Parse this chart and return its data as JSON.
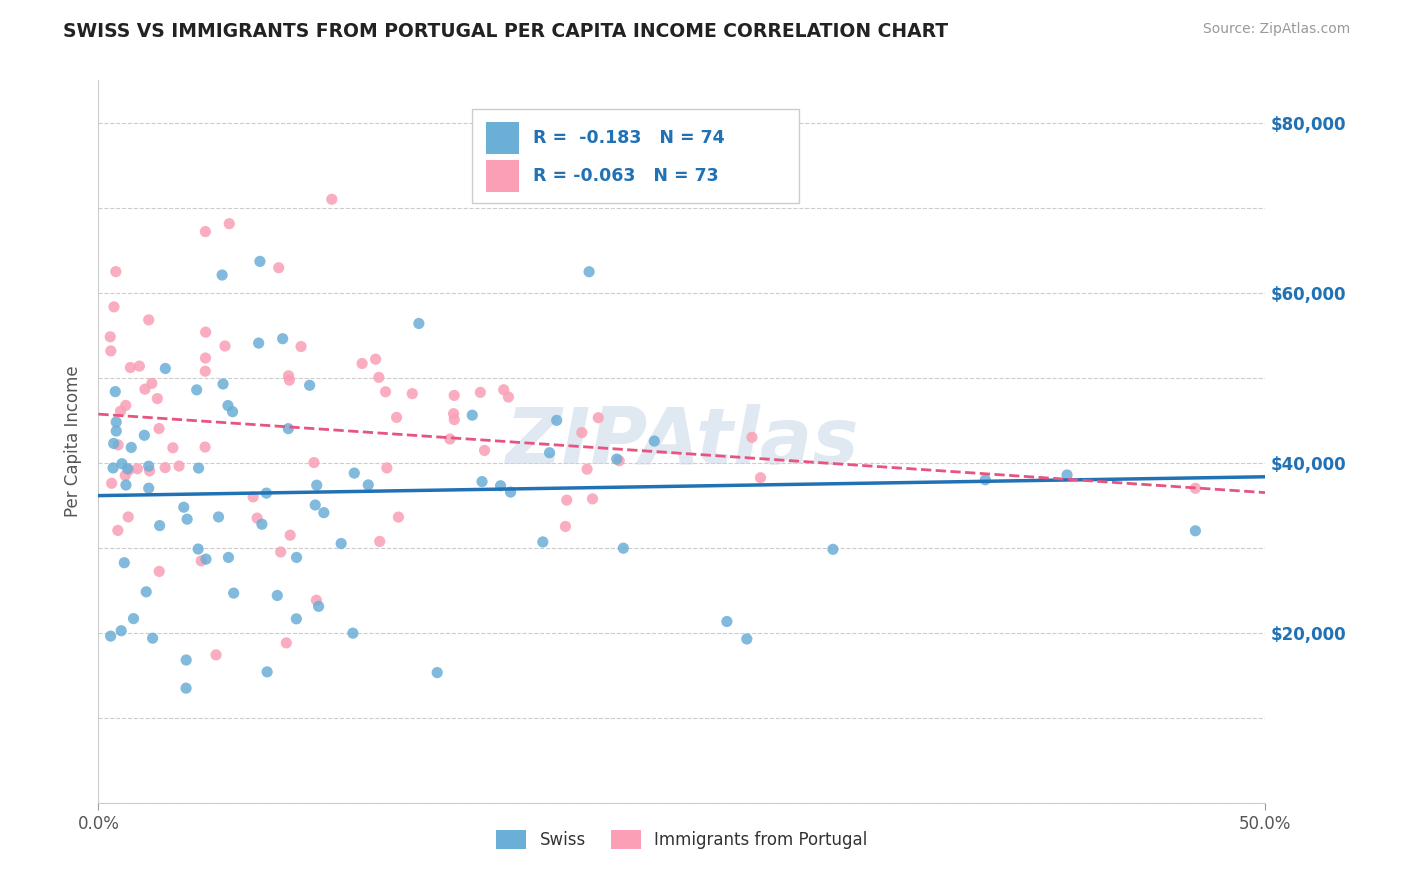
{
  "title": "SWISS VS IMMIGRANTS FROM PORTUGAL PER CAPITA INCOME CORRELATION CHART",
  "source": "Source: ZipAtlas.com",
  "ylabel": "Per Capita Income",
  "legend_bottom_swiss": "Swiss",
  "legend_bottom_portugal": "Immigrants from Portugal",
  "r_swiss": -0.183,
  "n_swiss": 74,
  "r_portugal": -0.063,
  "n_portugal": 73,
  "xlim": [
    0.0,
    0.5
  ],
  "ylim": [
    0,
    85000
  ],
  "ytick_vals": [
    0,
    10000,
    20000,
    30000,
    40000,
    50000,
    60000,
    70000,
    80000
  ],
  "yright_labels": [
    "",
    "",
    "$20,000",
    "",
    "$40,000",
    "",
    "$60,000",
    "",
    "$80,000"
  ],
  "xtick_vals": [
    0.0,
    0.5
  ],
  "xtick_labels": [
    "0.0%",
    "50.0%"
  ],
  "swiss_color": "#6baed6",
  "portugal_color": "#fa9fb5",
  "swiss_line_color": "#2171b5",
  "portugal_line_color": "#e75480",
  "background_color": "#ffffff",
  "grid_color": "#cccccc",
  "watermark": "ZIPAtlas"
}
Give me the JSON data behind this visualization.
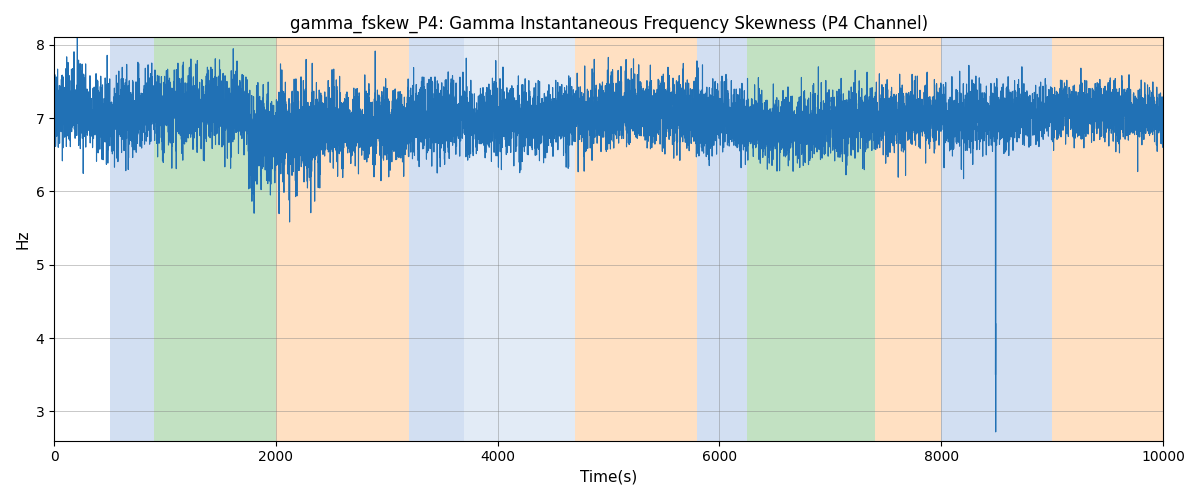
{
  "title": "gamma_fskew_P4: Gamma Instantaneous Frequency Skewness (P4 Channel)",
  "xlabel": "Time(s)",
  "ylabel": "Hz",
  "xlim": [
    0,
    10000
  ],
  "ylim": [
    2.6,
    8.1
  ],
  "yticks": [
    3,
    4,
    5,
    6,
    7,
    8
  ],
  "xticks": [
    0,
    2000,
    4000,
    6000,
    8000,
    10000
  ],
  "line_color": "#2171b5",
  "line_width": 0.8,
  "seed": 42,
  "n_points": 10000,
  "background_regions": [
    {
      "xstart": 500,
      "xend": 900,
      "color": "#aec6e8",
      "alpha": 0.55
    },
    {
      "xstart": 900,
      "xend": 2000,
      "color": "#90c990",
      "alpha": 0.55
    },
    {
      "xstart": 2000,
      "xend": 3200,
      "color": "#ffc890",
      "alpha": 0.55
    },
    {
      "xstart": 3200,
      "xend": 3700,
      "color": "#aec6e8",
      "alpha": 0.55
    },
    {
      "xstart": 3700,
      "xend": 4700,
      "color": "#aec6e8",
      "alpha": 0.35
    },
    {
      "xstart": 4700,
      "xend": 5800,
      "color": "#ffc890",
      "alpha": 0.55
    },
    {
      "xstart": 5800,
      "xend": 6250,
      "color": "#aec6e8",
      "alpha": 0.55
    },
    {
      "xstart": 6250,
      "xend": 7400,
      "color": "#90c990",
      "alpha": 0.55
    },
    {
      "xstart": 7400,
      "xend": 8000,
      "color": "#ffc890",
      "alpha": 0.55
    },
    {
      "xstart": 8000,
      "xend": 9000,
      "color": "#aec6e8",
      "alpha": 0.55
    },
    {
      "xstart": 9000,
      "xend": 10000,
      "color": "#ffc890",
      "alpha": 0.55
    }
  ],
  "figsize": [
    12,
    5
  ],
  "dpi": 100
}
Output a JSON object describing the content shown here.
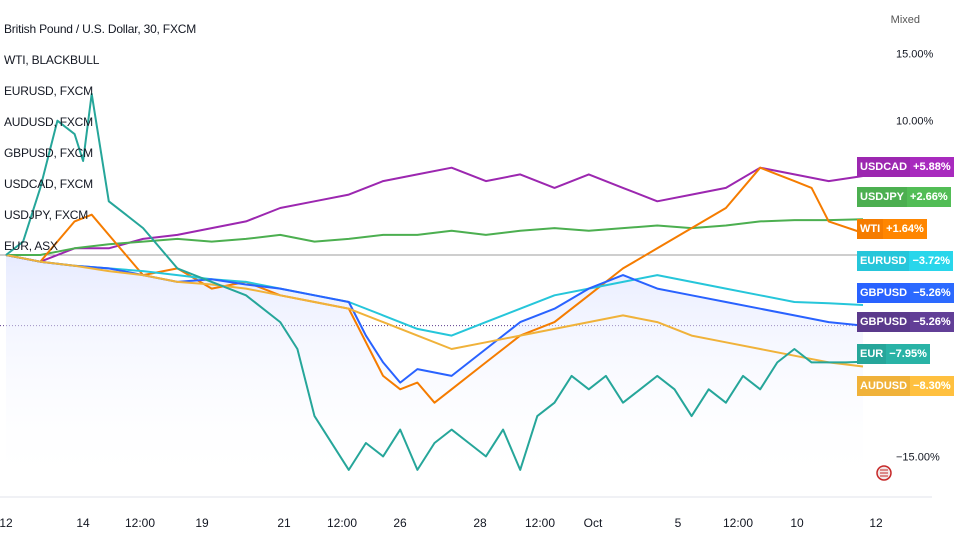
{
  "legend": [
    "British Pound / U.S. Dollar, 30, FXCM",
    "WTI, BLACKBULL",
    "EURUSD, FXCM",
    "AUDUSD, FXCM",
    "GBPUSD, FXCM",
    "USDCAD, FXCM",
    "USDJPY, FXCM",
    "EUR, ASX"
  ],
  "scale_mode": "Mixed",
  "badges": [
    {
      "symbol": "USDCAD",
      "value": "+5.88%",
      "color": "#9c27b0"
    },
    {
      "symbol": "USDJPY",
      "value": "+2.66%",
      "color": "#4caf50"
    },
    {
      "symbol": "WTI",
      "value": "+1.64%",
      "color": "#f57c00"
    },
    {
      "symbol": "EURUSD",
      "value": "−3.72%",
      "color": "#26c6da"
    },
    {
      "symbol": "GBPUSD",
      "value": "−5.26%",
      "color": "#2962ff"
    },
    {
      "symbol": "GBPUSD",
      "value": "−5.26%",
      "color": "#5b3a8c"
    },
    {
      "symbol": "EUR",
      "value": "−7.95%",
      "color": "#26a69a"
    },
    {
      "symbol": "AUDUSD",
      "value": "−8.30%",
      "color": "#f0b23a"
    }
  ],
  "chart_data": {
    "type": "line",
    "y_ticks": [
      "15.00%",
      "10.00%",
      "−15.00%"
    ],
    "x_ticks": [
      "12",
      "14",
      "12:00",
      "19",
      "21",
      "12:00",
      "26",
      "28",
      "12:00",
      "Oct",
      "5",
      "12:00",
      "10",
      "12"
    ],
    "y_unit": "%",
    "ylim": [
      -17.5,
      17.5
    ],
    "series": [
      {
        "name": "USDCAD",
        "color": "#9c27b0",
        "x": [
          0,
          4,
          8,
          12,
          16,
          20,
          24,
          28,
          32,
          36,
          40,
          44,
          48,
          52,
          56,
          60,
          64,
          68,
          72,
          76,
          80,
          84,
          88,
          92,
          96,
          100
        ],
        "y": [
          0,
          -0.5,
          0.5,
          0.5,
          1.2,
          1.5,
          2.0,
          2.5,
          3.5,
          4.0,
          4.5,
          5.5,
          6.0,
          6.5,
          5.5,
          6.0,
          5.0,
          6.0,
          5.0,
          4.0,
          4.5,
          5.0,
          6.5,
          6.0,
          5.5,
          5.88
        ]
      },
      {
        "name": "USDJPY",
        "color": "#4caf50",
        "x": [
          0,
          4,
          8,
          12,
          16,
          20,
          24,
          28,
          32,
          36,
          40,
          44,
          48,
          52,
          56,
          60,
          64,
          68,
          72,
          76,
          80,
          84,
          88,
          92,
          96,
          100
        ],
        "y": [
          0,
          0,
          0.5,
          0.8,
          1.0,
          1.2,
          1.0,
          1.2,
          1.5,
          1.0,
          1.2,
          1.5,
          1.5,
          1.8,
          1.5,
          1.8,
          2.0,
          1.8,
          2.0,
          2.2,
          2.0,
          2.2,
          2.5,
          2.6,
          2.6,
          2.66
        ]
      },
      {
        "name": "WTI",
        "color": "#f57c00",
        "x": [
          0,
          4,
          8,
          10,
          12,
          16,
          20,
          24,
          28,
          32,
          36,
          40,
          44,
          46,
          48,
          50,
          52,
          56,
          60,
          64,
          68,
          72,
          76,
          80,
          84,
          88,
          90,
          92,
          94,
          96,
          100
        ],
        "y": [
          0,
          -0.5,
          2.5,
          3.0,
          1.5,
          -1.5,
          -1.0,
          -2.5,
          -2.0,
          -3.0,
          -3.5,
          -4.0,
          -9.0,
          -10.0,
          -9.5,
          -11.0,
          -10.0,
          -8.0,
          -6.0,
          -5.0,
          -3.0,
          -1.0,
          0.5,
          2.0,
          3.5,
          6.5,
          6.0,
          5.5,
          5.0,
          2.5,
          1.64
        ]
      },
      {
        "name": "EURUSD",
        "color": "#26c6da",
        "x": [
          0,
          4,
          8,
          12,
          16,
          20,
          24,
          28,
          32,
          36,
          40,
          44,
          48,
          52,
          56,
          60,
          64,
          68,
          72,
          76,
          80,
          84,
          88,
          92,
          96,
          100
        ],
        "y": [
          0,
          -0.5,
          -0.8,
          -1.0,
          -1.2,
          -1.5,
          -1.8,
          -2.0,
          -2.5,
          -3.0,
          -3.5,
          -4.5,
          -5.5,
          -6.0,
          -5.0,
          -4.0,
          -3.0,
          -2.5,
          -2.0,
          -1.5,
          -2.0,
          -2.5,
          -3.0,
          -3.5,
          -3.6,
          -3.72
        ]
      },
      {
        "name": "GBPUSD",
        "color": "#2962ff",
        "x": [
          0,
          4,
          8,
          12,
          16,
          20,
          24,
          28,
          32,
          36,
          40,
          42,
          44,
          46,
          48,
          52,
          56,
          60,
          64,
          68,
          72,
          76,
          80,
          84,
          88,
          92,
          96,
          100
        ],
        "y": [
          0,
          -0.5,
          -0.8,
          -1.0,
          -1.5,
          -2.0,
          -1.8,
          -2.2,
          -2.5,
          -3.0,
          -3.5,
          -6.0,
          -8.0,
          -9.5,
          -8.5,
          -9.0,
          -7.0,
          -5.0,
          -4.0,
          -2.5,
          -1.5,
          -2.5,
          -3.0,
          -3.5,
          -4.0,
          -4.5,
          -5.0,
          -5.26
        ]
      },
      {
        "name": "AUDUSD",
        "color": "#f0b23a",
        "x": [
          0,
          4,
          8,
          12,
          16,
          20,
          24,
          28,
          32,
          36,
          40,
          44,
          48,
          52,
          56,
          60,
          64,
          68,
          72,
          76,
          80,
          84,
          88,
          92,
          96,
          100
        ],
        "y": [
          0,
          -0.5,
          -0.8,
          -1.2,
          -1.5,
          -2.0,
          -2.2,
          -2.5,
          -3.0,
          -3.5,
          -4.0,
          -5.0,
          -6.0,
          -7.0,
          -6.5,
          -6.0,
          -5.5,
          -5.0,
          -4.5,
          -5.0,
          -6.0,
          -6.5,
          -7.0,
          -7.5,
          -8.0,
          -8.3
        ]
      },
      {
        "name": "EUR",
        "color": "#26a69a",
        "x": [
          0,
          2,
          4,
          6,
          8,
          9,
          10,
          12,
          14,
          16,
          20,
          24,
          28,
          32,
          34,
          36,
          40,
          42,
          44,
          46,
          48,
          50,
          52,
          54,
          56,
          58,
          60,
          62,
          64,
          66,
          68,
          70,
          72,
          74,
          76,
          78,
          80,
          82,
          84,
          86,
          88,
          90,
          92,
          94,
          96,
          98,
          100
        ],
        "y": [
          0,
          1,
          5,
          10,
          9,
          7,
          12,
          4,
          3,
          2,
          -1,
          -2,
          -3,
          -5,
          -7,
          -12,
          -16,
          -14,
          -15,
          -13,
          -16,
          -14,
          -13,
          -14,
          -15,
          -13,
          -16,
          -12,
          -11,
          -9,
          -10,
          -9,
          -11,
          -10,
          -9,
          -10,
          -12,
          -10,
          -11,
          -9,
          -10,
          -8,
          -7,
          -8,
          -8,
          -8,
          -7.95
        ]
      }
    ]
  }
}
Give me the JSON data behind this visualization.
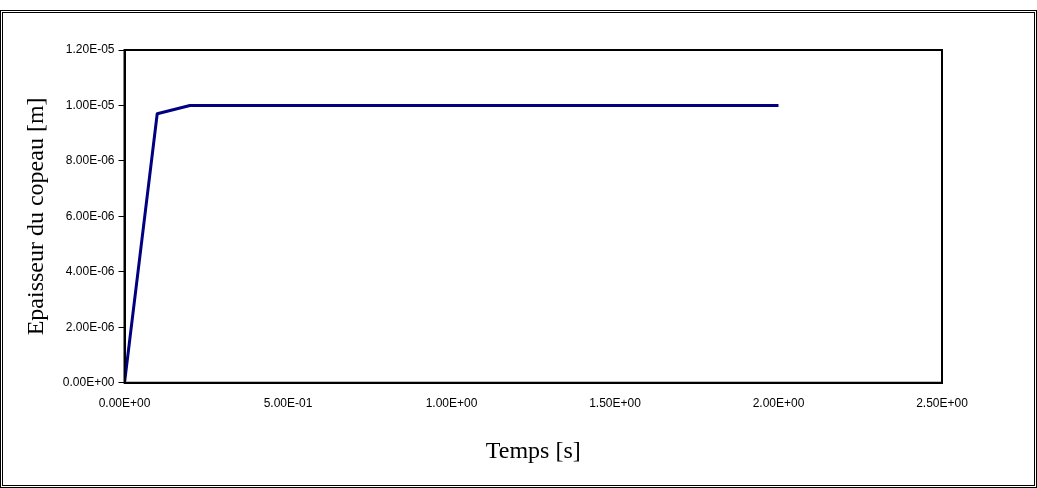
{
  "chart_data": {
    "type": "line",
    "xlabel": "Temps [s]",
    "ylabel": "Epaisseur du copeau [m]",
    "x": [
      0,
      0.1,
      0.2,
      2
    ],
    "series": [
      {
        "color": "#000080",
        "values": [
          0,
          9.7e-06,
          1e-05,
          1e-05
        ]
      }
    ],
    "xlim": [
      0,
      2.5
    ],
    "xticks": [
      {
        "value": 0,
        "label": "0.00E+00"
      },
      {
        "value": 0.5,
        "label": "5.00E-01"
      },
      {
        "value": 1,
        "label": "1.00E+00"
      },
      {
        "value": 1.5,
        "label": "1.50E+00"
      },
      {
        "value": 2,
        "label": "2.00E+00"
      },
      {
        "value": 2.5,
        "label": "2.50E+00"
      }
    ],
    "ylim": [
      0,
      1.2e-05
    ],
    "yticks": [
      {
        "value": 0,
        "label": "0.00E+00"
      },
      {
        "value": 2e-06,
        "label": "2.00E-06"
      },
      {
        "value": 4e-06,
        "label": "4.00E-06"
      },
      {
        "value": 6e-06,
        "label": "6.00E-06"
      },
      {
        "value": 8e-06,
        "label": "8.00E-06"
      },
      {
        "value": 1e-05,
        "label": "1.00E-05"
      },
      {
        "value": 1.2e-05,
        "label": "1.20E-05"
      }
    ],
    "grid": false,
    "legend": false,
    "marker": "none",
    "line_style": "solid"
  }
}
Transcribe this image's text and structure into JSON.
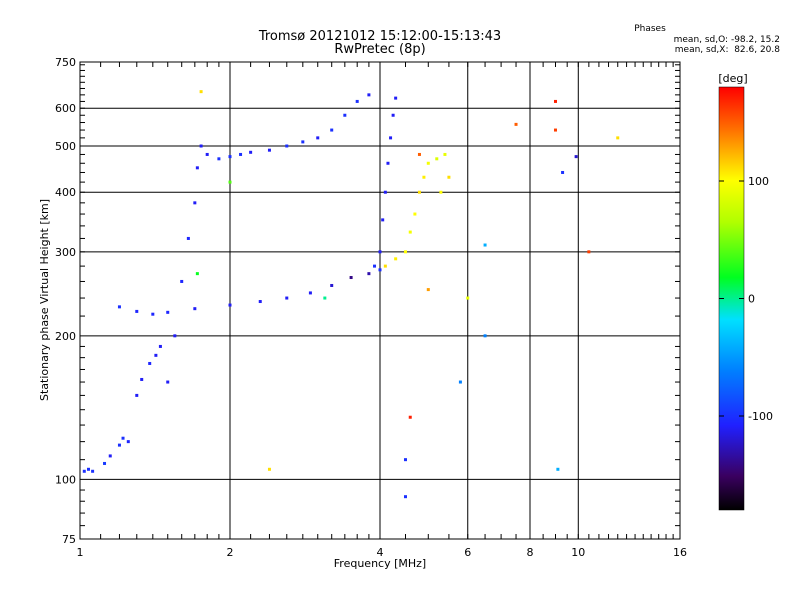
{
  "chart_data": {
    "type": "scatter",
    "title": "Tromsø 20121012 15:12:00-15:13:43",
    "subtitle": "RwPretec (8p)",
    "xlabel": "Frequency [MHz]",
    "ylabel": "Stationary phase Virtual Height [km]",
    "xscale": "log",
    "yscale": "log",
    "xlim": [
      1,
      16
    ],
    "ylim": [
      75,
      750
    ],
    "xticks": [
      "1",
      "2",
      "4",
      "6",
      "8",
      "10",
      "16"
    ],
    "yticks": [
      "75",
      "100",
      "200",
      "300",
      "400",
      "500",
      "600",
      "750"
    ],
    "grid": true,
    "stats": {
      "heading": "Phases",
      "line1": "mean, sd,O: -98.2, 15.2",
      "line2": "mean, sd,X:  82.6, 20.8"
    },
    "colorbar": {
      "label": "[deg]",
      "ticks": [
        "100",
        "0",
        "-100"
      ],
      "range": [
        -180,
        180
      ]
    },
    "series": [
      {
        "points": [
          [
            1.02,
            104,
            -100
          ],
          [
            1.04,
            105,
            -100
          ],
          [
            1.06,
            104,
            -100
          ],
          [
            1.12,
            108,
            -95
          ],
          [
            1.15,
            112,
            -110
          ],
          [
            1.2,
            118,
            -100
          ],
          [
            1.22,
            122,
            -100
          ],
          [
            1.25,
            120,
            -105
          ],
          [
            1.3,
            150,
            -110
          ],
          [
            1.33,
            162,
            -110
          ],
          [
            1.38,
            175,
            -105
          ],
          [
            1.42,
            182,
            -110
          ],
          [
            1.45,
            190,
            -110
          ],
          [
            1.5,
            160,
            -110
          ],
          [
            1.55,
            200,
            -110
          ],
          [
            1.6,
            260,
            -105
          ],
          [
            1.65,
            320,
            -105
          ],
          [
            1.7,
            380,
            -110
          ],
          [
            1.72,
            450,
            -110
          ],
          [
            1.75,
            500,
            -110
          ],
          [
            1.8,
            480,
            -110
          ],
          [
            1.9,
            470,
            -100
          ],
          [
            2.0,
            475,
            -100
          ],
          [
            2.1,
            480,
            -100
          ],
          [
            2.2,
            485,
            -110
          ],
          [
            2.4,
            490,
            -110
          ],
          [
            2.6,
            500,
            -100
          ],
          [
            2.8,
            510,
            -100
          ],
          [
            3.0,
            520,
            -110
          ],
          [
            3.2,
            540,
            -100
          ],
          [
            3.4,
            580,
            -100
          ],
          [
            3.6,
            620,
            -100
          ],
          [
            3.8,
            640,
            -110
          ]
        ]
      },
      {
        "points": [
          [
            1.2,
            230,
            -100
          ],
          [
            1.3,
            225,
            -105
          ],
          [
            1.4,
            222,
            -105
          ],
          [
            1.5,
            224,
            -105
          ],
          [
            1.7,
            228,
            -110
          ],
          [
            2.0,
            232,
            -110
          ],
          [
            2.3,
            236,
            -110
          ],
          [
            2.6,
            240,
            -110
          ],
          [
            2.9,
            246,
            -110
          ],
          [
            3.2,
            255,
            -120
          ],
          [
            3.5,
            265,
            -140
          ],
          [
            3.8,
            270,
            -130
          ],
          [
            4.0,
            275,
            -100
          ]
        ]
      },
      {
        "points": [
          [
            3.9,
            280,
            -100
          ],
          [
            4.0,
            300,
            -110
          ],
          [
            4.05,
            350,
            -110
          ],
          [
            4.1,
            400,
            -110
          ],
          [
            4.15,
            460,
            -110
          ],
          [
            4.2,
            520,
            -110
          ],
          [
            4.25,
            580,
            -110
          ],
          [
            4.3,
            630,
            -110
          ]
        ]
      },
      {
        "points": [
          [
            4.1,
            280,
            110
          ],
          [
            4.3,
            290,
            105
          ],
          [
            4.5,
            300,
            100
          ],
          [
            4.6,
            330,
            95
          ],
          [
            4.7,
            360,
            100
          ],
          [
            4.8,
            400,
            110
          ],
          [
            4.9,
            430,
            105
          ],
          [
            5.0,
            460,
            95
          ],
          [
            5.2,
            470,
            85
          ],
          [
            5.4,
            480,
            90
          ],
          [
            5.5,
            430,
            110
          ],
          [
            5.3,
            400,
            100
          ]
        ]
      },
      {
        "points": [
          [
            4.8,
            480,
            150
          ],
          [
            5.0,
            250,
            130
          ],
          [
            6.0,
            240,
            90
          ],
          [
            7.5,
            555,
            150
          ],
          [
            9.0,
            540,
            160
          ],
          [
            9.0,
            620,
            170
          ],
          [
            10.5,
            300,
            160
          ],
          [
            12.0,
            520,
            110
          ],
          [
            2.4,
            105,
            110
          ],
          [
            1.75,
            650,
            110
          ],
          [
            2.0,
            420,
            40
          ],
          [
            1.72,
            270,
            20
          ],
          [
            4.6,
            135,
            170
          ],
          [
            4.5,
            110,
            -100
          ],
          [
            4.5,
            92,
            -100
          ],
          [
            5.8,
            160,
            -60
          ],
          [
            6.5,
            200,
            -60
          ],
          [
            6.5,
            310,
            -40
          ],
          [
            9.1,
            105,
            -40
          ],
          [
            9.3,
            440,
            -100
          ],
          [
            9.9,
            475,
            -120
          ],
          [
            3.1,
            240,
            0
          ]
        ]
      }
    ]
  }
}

----

(STATED EXERCISE):
List each line of the records that holds the string "GBPUSD".

(SOLUTION TO THE EXERCISE):
    "GBPUSD, FXCM",
      "symbol": "GBPUSD",
      "symbol": "GBPUSD",
        "name": "GBPUSD",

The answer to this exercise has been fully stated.